(WHAT IS REQUIRED): Go through the data below. Pull out every line that has the word "wong".

++++++

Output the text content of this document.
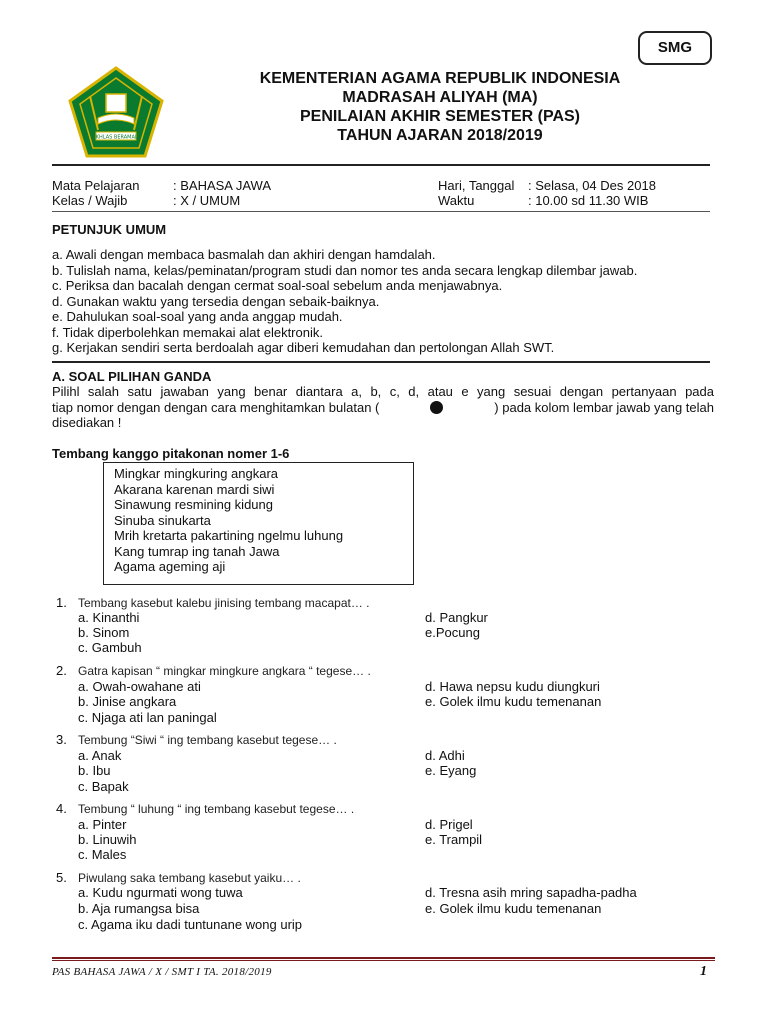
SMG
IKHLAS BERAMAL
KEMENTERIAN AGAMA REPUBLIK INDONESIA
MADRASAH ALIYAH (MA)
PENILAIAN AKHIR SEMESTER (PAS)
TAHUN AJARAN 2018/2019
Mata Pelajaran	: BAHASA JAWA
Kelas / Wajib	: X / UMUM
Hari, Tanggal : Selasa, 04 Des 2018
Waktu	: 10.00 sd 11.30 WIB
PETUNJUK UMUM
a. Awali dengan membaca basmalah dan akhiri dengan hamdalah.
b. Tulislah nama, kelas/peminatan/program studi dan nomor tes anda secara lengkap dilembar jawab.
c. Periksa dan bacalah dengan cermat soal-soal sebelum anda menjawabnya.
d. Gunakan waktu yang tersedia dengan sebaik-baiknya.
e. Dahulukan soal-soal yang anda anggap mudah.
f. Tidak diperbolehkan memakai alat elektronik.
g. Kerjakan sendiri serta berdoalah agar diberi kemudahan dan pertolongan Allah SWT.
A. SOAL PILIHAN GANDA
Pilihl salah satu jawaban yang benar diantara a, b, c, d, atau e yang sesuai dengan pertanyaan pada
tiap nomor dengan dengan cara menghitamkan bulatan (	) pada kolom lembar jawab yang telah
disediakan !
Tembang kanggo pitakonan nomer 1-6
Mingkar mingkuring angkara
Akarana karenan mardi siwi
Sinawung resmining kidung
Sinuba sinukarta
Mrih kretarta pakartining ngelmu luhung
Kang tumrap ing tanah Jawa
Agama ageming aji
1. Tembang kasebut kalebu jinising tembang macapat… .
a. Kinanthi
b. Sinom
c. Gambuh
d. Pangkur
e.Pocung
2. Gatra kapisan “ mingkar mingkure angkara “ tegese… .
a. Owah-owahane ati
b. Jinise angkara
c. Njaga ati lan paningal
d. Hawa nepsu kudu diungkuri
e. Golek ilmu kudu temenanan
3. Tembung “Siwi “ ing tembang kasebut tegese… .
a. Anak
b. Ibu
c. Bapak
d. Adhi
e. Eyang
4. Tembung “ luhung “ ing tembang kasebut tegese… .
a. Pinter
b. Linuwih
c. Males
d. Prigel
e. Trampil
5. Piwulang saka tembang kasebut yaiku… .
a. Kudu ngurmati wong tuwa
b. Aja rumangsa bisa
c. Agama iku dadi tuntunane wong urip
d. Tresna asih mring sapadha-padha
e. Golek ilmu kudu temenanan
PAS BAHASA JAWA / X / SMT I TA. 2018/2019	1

++++++

(COMPLETE RESPONSE):
a. Kudu ngurmati wong tuwa
c. Agama iku dadi tuntunane wong urip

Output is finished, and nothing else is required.